> **AIM**: Word for word, repeat the entries, minus the pictures.

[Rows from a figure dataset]
=====

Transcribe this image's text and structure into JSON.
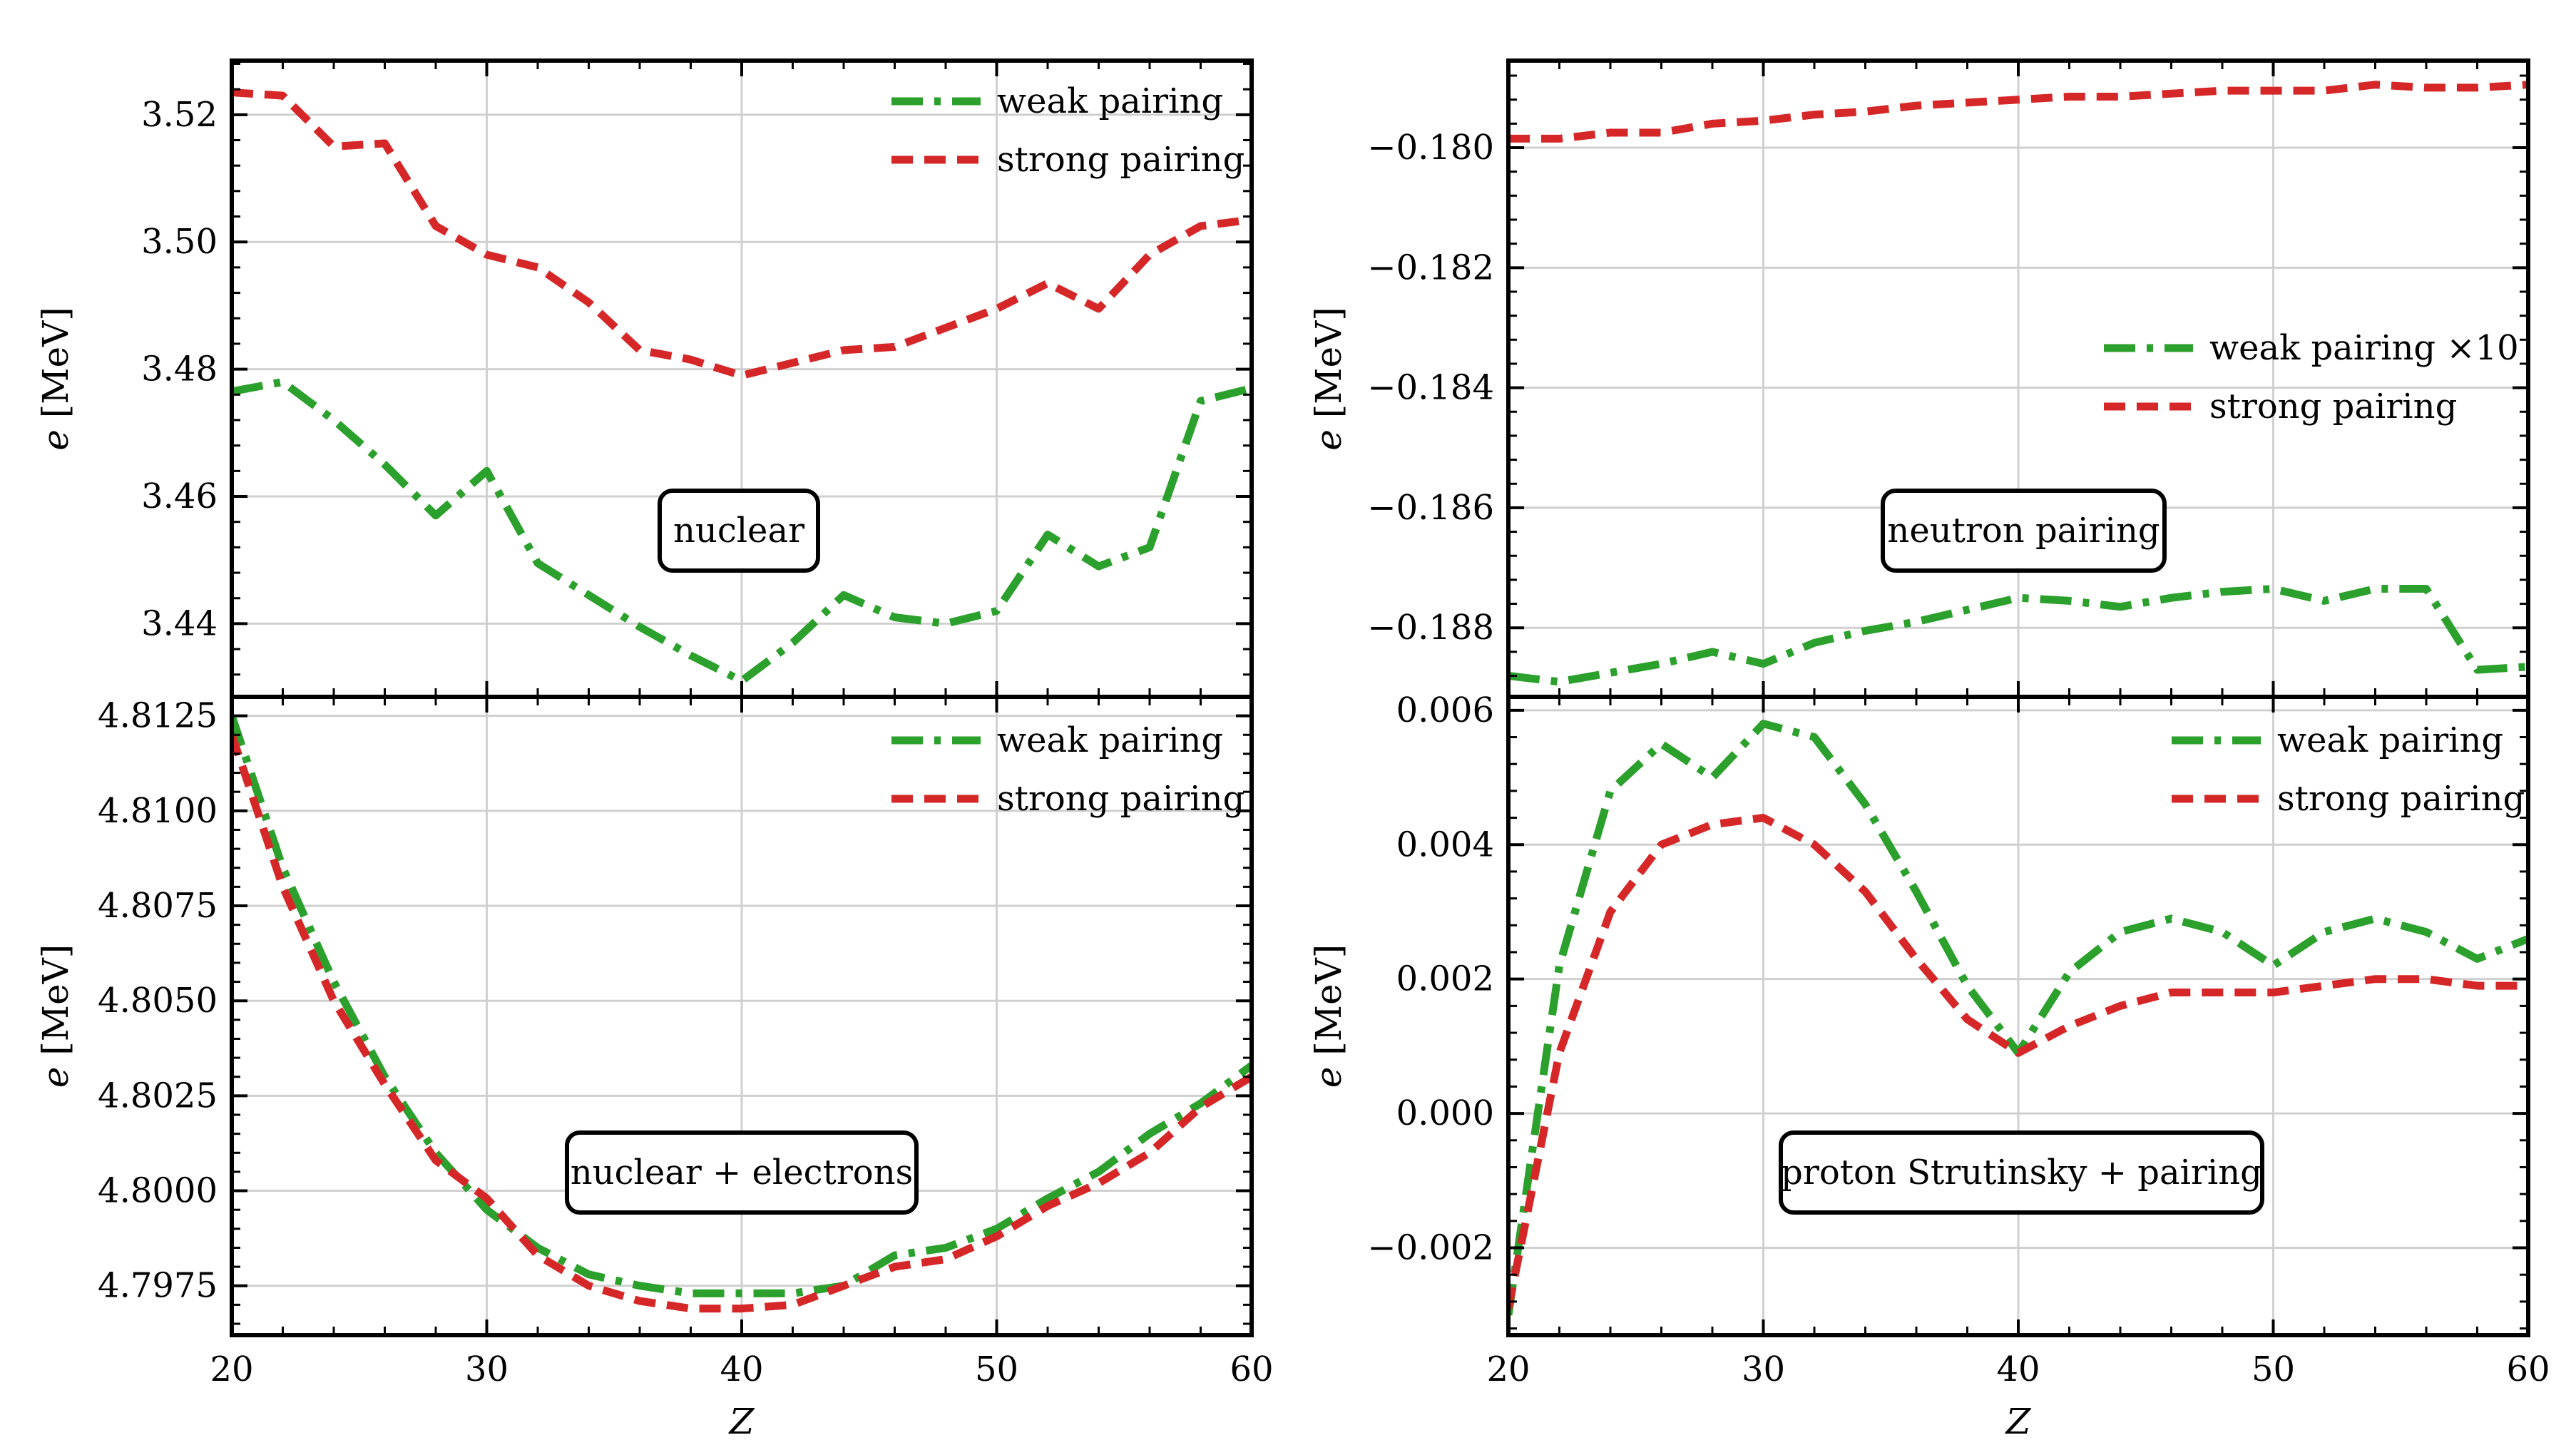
{
  "colors": {
    "weak": "#2ca02c",
    "strong": "#d62728"
  },
  "x_axis_label": "Z",
  "y_axis_label_italic": "e",
  "y_axis_label_unit": "[MeV]",
  "chart_data": [
    {
      "id": "nuclear",
      "type": "line",
      "annotation": "nuclear",
      "ylabel": "e [MeV]",
      "xlabel": "",
      "xlim": [
        20,
        60
      ],
      "ylim": [
        3.4285,
        3.5285
      ],
      "xticks": [
        20,
        30,
        40,
        50,
        60
      ],
      "show_xtick_labels": false,
      "yticks": [
        3.44,
        3.46,
        3.48,
        3.5,
        3.52
      ],
      "ytick_labels": [
        "3.44",
        "3.46",
        "3.48",
        "3.50",
        "3.52"
      ],
      "legend_position": "upper right",
      "x": [
        20,
        22,
        24,
        26,
        28,
        30,
        32,
        34,
        36,
        38,
        40,
        42,
        44,
        46,
        48,
        50,
        52,
        54,
        56,
        58,
        60
      ],
      "series": [
        {
          "name": "weak pairing",
          "style": "dashdot",
          "color_key": "weak",
          "values": [
            3.4765,
            3.478,
            3.472,
            3.465,
            3.457,
            3.464,
            3.4495,
            3.4445,
            3.4395,
            3.435,
            3.431,
            3.437,
            3.4445,
            3.441,
            3.44,
            3.442,
            3.454,
            3.449,
            3.452,
            3.475,
            3.477
          ]
        },
        {
          "name": "strong pairing",
          "style": "dashed",
          "color_key": "strong",
          "values": [
            3.5235,
            3.523,
            3.515,
            3.5155,
            3.5025,
            3.498,
            3.496,
            3.4905,
            3.483,
            3.4815,
            3.479,
            3.481,
            3.483,
            3.4835,
            3.4865,
            3.4895,
            3.4935,
            3.4895,
            3.498,
            3.5025,
            3.5035
          ]
        }
      ]
    },
    {
      "id": "neutron",
      "type": "line",
      "annotation": "neutron pairing",
      "ylabel": "e [MeV]",
      "xlabel": "",
      "xlim": [
        20,
        60
      ],
      "ylim": [
        -0.18915,
        -0.17855
      ],
      "xticks": [
        20,
        30,
        40,
        50,
        60
      ],
      "show_xtick_labels": false,
      "yticks": [
        -0.188,
        -0.186,
        -0.184,
        -0.182,
        -0.18
      ],
      "ytick_labels": [
        "−0.188",
        "−0.186",
        "−0.184",
        "−0.182",
        "−0.180"
      ],
      "legend_position": "center right",
      "x": [
        20,
        22,
        24,
        26,
        28,
        30,
        32,
        34,
        36,
        38,
        40,
        42,
        44,
        46,
        48,
        50,
        52,
        54,
        56,
        58,
        60
      ],
      "series": [
        {
          "name": "weak pairing ×10",
          "style": "dashdot",
          "color_key": "weak",
          "values": [
            -0.1888,
            -0.1889,
            -0.18875,
            -0.1886,
            -0.1884,
            -0.1886,
            -0.18825,
            -0.18805,
            -0.1879,
            -0.1877,
            -0.1875,
            -0.18755,
            -0.18765,
            -0.1875,
            -0.1874,
            -0.18735,
            -0.18755,
            -0.18735,
            -0.18735,
            -0.1887,
            -0.18865
          ]
        },
        {
          "name": "strong pairing",
          "style": "dashed",
          "color_key": "strong",
          "values": [
            -0.17985,
            -0.17985,
            -0.17975,
            -0.17975,
            -0.1796,
            -0.17955,
            -0.17945,
            -0.1794,
            -0.1793,
            -0.17925,
            -0.1792,
            -0.17915,
            -0.17915,
            -0.1791,
            -0.17905,
            -0.17905,
            -0.17905,
            -0.17895,
            -0.179,
            -0.179,
            -0.17895
          ]
        }
      ]
    },
    {
      "id": "nuclear_electrons",
      "type": "line",
      "annotation": "nuclear + electrons",
      "ylabel": "e [MeV]",
      "xlabel": "Z",
      "xlim": [
        20,
        60
      ],
      "ylim": [
        4.7962,
        4.813
      ],
      "xticks": [
        20,
        30,
        40,
        50,
        60
      ],
      "show_xtick_labels": true,
      "xtick_labels": [
        "20",
        "30",
        "40",
        "50",
        "60"
      ],
      "yticks": [
        4.7975,
        4.8,
        4.8025,
        4.805,
        4.8075,
        4.81,
        4.8125
      ],
      "ytick_labels": [
        "4.7975",
        "4.8000",
        "4.8025",
        "4.8050",
        "4.8075",
        "4.8100",
        "4.8125"
      ],
      "legend_position": "upper right",
      "x": [
        20,
        22,
        24,
        26,
        28,
        30,
        32,
        34,
        36,
        38,
        40,
        42,
        44,
        46,
        48,
        50,
        52,
        54,
        56,
        58,
        60
      ],
      "series": [
        {
          "name": "weak pairing",
          "style": "dashdot",
          "color_key": "weak",
          "values": [
            4.8125,
            4.8085,
            4.8055,
            4.803,
            4.801,
            4.7995,
            4.7985,
            4.7978,
            4.7975,
            4.7973,
            4.7973,
            4.7973,
            4.7975,
            4.7983,
            4.7985,
            4.799,
            4.7998,
            4.8005,
            4.8015,
            4.8023,
            4.8033
          ]
        },
        {
          "name": "strong pairing",
          "style": "dashed",
          "color_key": "strong",
          "values": [
            4.812,
            4.808,
            4.805,
            4.8028,
            4.8008,
            4.7998,
            4.7983,
            4.7975,
            4.7971,
            4.7969,
            4.7969,
            4.797,
            4.7975,
            4.798,
            4.7982,
            4.7988,
            4.7996,
            4.8002,
            4.801,
            4.8022,
            4.803
          ]
        }
      ]
    },
    {
      "id": "proton",
      "type": "line",
      "annotation": "proton Strutinsky + pairing",
      "ylabel": "e [MeV]",
      "xlabel": "Z",
      "xlim": [
        20,
        60
      ],
      "ylim": [
        -0.0033,
        0.0062
      ],
      "xticks": [
        20,
        30,
        40,
        50,
        60
      ],
      "show_xtick_labels": true,
      "xtick_labels": [
        "20",
        "30",
        "40",
        "50",
        "60"
      ],
      "yticks": [
        -0.002,
        0.0,
        0.002,
        0.004,
        0.006
      ],
      "ytick_labels": [
        "−0.002",
        "0.000",
        "0.002",
        "0.004",
        "0.006"
      ],
      "legend_position": "upper right",
      "x": [
        20,
        22,
        24,
        26,
        28,
        30,
        32,
        34,
        36,
        38,
        40,
        42,
        44,
        46,
        48,
        50,
        52,
        54,
        56,
        58,
        60
      ],
      "series": [
        {
          "name": "weak pairing",
          "style": "dashdot",
          "color_key": "weak",
          "values": [
            -0.003,
            0.0022,
            0.0048,
            0.0055,
            0.005,
            0.0058,
            0.0056,
            0.0046,
            0.0033,
            0.0019,
            0.0009,
            0.0021,
            0.0027,
            0.0029,
            0.0027,
            0.0022,
            0.0027,
            0.0029,
            0.0027,
            0.0023,
            0.0026
          ]
        },
        {
          "name": "strong pairing",
          "style": "dashed",
          "color_key": "strong",
          "values": [
            -0.0029,
            0.0009,
            0.003,
            0.004,
            0.0043,
            0.0044,
            0.004,
            0.0033,
            0.0023,
            0.0014,
            0.0009,
            0.0013,
            0.0016,
            0.0018,
            0.0018,
            0.0018,
            0.0019,
            0.002,
            0.002,
            0.0019,
            0.0019
          ]
        }
      ]
    }
  ]
}
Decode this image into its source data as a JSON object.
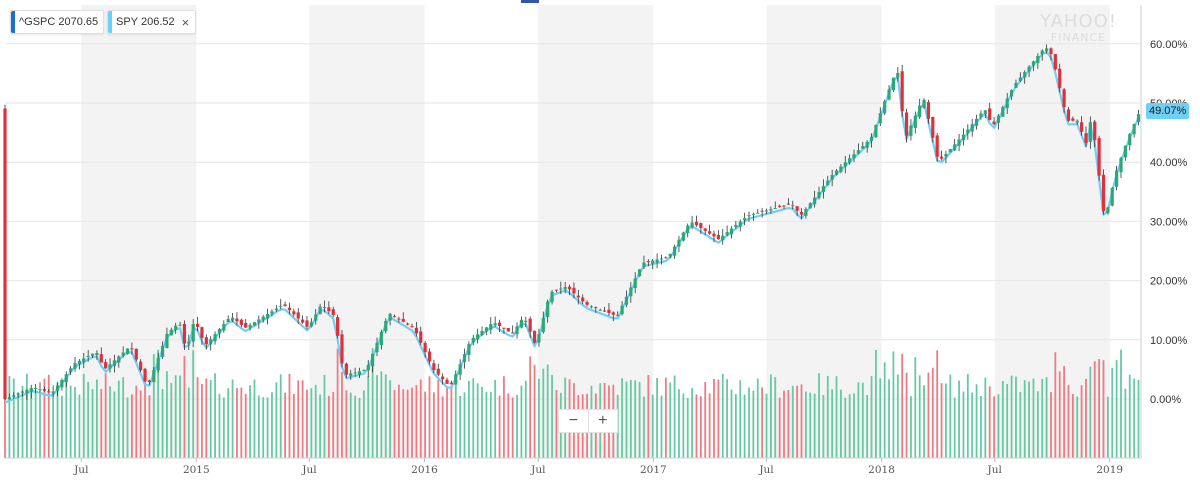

=====

> **ANSWER TO THE TASK**:
Transcribe this image's text and structure into JSON.
{
  "colors": {
    "weak": "#2ca02c",
    "strong": "#d62728"
  },
  "x_axis_label": "Z",
  "y_axis_label_italic": "e",
  "y_axis_label_unit": "[MeV]",
  "chart_data": [
    {
      "id": "nuclear",
      "type": "line",
      "annotation": "nuclear",
      "ylabel": "e [MeV]",
      "xlabel": "",
      "xlim": [
        20,
        60
      ],
      "ylim": [
        3.4285,
        3.5285
      ],
      "xticks": [
        20,
        30,
        40,
        50,
        60
      ],
      "show_xtick_labels": false,
      "yticks": [
        3.44,
        3.46,
        3.48,
        3.5,
        3.52
      ],
      "ytick_labels": [
        "3.44",
        "3.46",
        "3.48",
        "3.50",
        "3.52"
      ],
      "legend_position": "upper right",
      "x": [
        20,
        22,
        24,
        26,
        28,
        30,
        32,
        34,
        36,
        38,
        40,
        42,
        44,
        46,
        48,
        50,
        52,
        54,
        56,
        58,
        60
      ],
      "series": [
        {
          "name": "weak pairing",
          "style": "dashdot",
          "color_key": "weak",
          "values": [
            3.4765,
            3.478,
            3.472,
            3.465,
            3.457,
            3.464,
            3.4495,
            3.4445,
            3.4395,
            3.435,
            3.431,
            3.437,
            3.4445,
            3.441,
            3.44,
            3.442,
            3.454,
            3.449,
            3.452,
            3.475,
            3.477
          ]
        },
        {
          "name": "strong pairing",
          "style": "dashed",
          "color_key": "strong",
          "values": [
            3.5235,
            3.523,
            3.515,
            3.5155,
            3.5025,
            3.498,
            3.496,
            3.4905,
            3.483,
            3.4815,
            3.479,
            3.481,
            3.483,
            3.4835,
            3.4865,
            3.4895,
            3.4935,
            3.4895,
            3.498,
            3.5025,
            3.5035
          ]
        }
      ]
    },
    {
      "id": "neutron",
      "type": "line",
      "annotation": "neutron pairing",
      "ylabel": "e [MeV]",
      "xlabel": "",
      "xlim": [
        20,
        60
      ],
      "ylim": [
        -0.18915,
        -0.17855
      ],
      "xticks": [
        20,
        30,
        40,
        50,
        60
      ],
      "show_xtick_labels": false,
      "yticks": [
        -0.188,
        -0.186,
        -0.184,
        -0.182,
        -0.18
      ],
      "ytick_labels": [
        "−0.188",
        "−0.186",
        "−0.184",
        "−0.182",
        "−0.180"
      ],
      "legend_position": "center right",
      "x": [
        20,
        22,
        24,
        26,
        28,
        30,
        32,
        34,
        36,
        38,
        40,
        42,
        44,
        46,
        48,
        50,
        52,
        54,
        56,
        58,
        60
      ],
      "series": [
        {
          "name": "weak pairing ×10",
          "style": "dashdot",
          "color_key": "weak",
          "values": [
            -0.1888,
            -0.1889,
            -0.18875,
            -0.1886,
            -0.1884,
            -0.1886,
            -0.18825,
            -0.18805,
            -0.1879,
            -0.1877,
            -0.1875,
            -0.18755,
            -0.18765,
            -0.1875,
            -0.1874,
            -0.18735,
            -0.18755,
            -0.18735,
            -0.18735,
            -0.1887,
            -0.18865
          ]
        },
        {
          "name": "strong pairing",
          "style": "dashed",
          "color_key": "strong",
          "values": [
            -0.17985,
            -0.17985,
            -0.17975,
            -0.17975,
            -0.1796,
            -0.17955,
            -0.17945,
            -0.1794,
            -0.1793,
            -0.17925,
            -0.1792,
            -0.17915,
            -0.17915,
            -0.1791,
            -0.17905,
            -0.17905,
            -0.17905,
            -0.17895,
            -0.179,
            -0.179,
            -0.17895
          ]
        }
      ]
    },
    {
      "id": "nuclear_electrons",
      "type": "line",
      "annotation": "nuclear + electrons",
      "ylabel": "e [MeV]",
      "xlabel": "Z",
      "xlim": [
        20,
        60
      ],
      "ylim": [
        4.7962,
        4.813
      ],
      "xticks": [
        20,
        30,
        40,
        50,
        60
      ],
      "show_xtick_labels": true,
      "xtick_labels": [
        "20",
        "30",
        "40",
        "50",
        "60"
      ],
      "yticks": [
        4.7975,
        4.8,
        4.8025,
        4.805,
        4.8075,
        4.81,
        4.8125
      ],
      "ytick_labels": [
        "4.7975",
        "4.8000",
        "4.8025",
        "4.8050",
        "4.8075",
        "4.8100",
        "4.8125"
      ],
      "legend_position": "upper right",
      "x": [
        20,
        22,
        24,
        26,
        28,
        30,
        32,
        34,
        36,
        38,
        40,
        42,
        44,
        46,
        48,
        50,
        52,
        54,
        56,
        58,
        60
      ],
      "series": [
        {
          "name": "weak pairing",
          "style": "dashdot",
          "color_key": "weak",
          "values": [
            4.8125,
            4.8085,
            4.8055,
            4.803,
            4.801,
            4.7995,
            4.7985,
            4.7978,
            4.7975,
            4.7973,
            4.7973,
            4.7973,
            4.7975,
            4.7983,
            4.7985,
            4.799,
            4.7998,
            4.8005,
            4.8015,
            4.8023,
            4.8033
          ]
        },
        {
          "name": "strong pairing",
          "style": "dashed",
          "color_key": "strong",
          "values": [
            4.812,
            4.808,
            4.805,
            4.8028,
            4.8008,
            4.7998,
            4.7983,
            4.7975,
            4.7971,
            4.7969,
            4.7969,
            4.797,
            4.7975,
            4.798,
            4.7982,
            4.7988,
            4.7996,
            4.8002,
            4.801,
            4.8022,
            4.803
          ]
        }
      ]
    },
    {
      "id": "proton",
      "type": "line",
      "annotation": "proton Strutinsky + pairing",
      "ylabel": "e [MeV]",
      "xlabel": "Z",
      "xlim": [
        20,
        60
      ],
      "ylim": [
        -0.0033,
        0.0062
      ],
      "xticks": [
        20,
        30,
        40,
        50,
        60
      ],
      "show_xtick_labels": true,
      "xtick_labels": [
        "20",
        "30",
        "40",
        "50",
        "60"
      ],
      "yticks": [
        -0.002,
        0.0,
        0.002,
        0.004,
        0.006
      ],
      "ytick_labels": [
        "−0.002",
        "0.000",
        "0.002",
        "0.004",
        "0.006"
      ],
      "legend_position": "upper right",
      "x": [
        20,
        22,
        24,
        26,
        28,
        30,
        32,
        34,
        36,
        38,
        40,
        42,
        44,
        46,
        48,
        50,
        52,
        54,
        56,
        58,
        60
      ],
      "series": [
        {
          "name": "weak pairing",
          "style": "dashdot",
          "color_key": "weak",
          "values": [
            -0.003,
            0.0022,
            0.0048,
            0.0055,
            0.005,
            0.0058,
            0.0056,
            0.0046,
            0.0033,
            0.0019,
            0.0009,
            0.0021,
            0.0027,
            0.0029,
            0.0027,
            0.0022,
            0.0027,
            0.0029,
            0.0027,
            0.0023,
            0.0026
          ]
        },
        {
          "name": "strong pairing",
          "style": "dashed",
          "color_key": "strong",
          "values": [
            -0.0029,
            0.0009,
            0.003,
            0.004,
            0.0043,
            0.0044,
            0.004,
            0.0033,
            0.0023,
            0.0014,
            0.0009,
            0.0013,
            0.0016,
            0.0018,
            0.0018,
            0.0018,
            0.0019,
            0.002,
            0.002,
            0.0019,
            0.0019
          ]
        }
      ]
    }
  ]
}
Decode this image into its source data as a JSON object.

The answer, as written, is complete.